'''
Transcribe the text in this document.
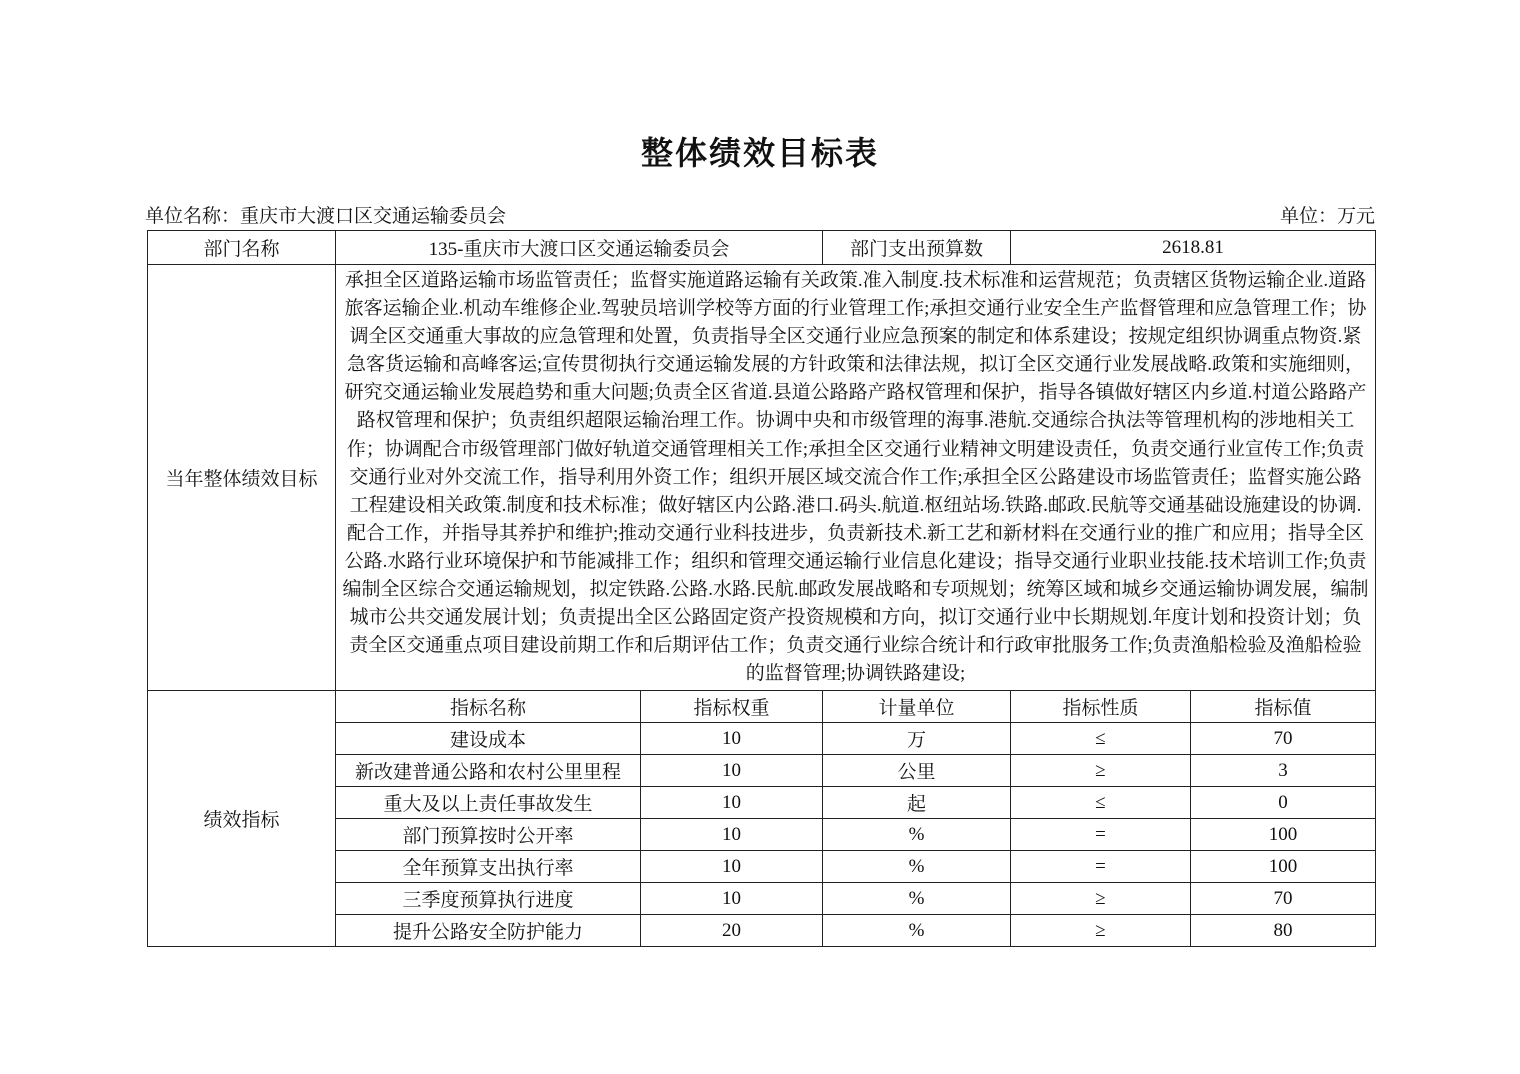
整体绩效目标表
单位名称：重庆市大渡口区交通运输委员会	单位：万元
部门名称	135-重庆市大渡口区交通运输委员会		部门支出预算数	2618.81	
当年整体绩效目标	承担全区道路运输市场监管责任；监督实施道路运输有关政策.准入制度.技术标准和运营规范；负责辖区货物运输企业.道路旅客运输企业.机动车维修企业.驾驶员培训学校等方面的行业管理工作;承担交通行业安全生产监督管理和应急管理工作；协调全区交通重大事故的应急管理和处置，负责指导全区交通行业应急预案的制定和体系建设；按规定组织协调重点物资.紧急客货运输和高峰客运;宣传贯彻执行交通运输发展的方针政策和法律法规，拟订全区交通行业发展战略.政策和实施细则，研究交通运输业发展趋势和重大问题;负责全区省道.县道公路路产路权管理和保护，指导各镇做好辖区内乡道.村道公路路产路权管理和保护；负责组织超限运输治理工作。协调中央和市级管理的海事.港航.交通综合执法等管理机构的涉地相关工作；协调配合市级管理部门做好轨道交通管理相关工作;承担全区交通行业精神文明建设责任，负责交通行业宣传工作;负责交通行业对外交流工作，指导利用外资工作；组织开展区域交流合作工作;承担全区公路建设市场监管责任；监督实施公路工程建设相关政策.制度和技术标准；做好辖区内公路.港口.码头.航道.枢纽站场.铁路.邮政.民航等交通基础设施建设的协调.配合工作，并指导其养护和维护;推动交通行业科技进步，负责新技术.新工艺和新材料在交通行业的推广和应用；指导全区公路.水路行业环境保护和节能减排工作；组织和管理交通运输行业信息化建设；指导交通行业职业技能.技术培训工作;负责编制全区综合交通运输规划，拟定铁路.公路.水路.民航.邮政发展战略和专项规划；统筹区域和城乡交通运输协调发展，编制城市公共交通发展计划；负责提出全区公路固定资产投资规模和方向，拟订交通行业中长期规划.年度计划和投资计划；负责全区交通重点项目建设前期工作和后期评估工作；负责交通行业综合统计和行政审批服务工作;负责渔船检验及渔船检验的监督管理;协调铁路建设;				
绩效指标	指标名称	指标权重	计量单位	指标性质	指标值
	建设成本	10	万	≤	70
	新改建普通公路和农村公里里程	10	公里	≥	3
	重大及以上责任事故发生	10	起	≤	0
	部门预算按时公开率	10	%	=	100
	全年预算支出执行率	10	%	=	100
	三季度预算执行进度	10	%	≥	70
	提升公路安全防护能力	20	%	≥	80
'''
• _Problem requirements_
Copy each line of the listing that includes "重庆市大渡口区交通运输委员会".

• _Task output_
单位名称：重庆市大渡口区交通运输委员会	单位：万元
部门名称	135-重庆市大渡口区交通运输委员会		部门支出预算数	2618.81	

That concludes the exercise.